◆ **Aim**
Reproduce the lines below from the one that contains "Give me a plain-text" through the end, inclusive, and add nothing.

◆ **Extracted records**
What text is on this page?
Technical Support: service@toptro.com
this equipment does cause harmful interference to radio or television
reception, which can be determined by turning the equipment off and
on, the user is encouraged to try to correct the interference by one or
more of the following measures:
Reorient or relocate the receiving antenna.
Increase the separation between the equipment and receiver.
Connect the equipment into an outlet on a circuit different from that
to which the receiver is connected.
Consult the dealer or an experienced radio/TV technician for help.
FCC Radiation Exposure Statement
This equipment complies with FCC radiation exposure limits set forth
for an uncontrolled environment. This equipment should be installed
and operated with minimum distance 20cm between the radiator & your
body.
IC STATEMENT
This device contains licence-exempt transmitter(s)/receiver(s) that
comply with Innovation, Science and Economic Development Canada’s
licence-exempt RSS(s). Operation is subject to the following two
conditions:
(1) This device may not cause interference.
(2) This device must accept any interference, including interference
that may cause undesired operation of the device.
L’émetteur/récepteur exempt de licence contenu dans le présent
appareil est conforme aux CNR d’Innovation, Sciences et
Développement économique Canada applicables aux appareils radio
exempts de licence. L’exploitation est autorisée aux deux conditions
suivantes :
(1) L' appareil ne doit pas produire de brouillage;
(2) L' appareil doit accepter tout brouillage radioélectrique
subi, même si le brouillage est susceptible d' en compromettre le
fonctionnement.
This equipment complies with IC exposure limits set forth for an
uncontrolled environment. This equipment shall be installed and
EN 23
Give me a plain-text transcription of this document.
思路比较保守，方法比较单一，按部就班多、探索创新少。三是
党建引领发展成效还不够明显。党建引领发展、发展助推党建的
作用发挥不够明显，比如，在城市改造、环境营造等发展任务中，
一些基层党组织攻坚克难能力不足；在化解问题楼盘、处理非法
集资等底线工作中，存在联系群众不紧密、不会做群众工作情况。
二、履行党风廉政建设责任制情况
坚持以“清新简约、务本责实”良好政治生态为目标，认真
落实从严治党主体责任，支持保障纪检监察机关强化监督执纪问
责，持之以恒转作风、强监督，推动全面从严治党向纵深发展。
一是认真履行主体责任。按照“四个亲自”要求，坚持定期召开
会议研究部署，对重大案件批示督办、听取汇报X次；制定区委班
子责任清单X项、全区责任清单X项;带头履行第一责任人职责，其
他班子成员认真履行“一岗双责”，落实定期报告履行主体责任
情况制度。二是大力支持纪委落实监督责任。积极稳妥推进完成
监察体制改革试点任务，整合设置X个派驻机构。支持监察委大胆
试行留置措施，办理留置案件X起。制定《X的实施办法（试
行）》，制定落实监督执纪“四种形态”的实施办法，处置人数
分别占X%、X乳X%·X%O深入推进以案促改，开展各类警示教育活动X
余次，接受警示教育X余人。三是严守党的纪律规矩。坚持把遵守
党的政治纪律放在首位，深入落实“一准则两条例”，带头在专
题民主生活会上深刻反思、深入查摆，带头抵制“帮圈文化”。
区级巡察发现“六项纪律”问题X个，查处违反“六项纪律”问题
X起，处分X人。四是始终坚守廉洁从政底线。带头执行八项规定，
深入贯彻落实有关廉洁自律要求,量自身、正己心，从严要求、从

◆ **Exercise answer**
Give me a plain-text transcription of this document.
思路比较保守，方法比较单一，按部就班多、探索创新少。三是
党建引领发展成效还不够明显。党建引领发展、发展助推党建的
作用发挥不够明显，比如，在城市改造、环境营造等发展任务中，
一些基层党组织攻坚克难能力不足；在化解问题楼盘、处理非法
集资等底线工作中，存在联系群众不紧密、不会做群众工作情况。
二、履行党风廉政建设责任制情况
坚持以“清新简约、务本责实”良好政治生态为目标，认真
落实从严治党主体责任，支持保障纪检监察机关强化监督执纪问
责，持之以恒转作风、强监督，推动全面从严治党向纵深发展。
一是认真履行主体责任。按照“四个亲自”要求，坚持定期召开
会议研究部署，对重大案件批示督办、听取汇报X次；制定区委班
子责任清单X项、全区责任清单X项;带头履行第一责任人职责，其
他班子成员认真履行“一岗双责”，落实定期报告履行主体责任
情况制度。二是大力支持纪委落实监督责任。积极稳妥推进完成
监察体制改革试点任务，整合设置X个派驻机构。支持监察委大胆
试行留置措施，办理留置案件X起。制定《X的实施办法（试
行）》，制定落实监督执纪“四种形态”的实施办法，处置人数
分别占X%、X乳X%·X%O深入推进以案促改，开展各类警示教育活动X
余次，接受警示教育X余人。三是严守党的纪律规矩。坚持把遵守
党的政治纪律放在首位，深入落实“一准则两条例”，带头在专
题民主生活会上深刻反思、深入查摆，带头抵制“帮圈文化”。
区级巡察发现“六项纪律”问题X个，查处违反“六项纪律”问题
X起，处分X人。四是始终坚守廉洁从政底线。带头执行八项规定，
深入贯彻落实有关廉洁自律要求,量自身、正己心，从严要求、从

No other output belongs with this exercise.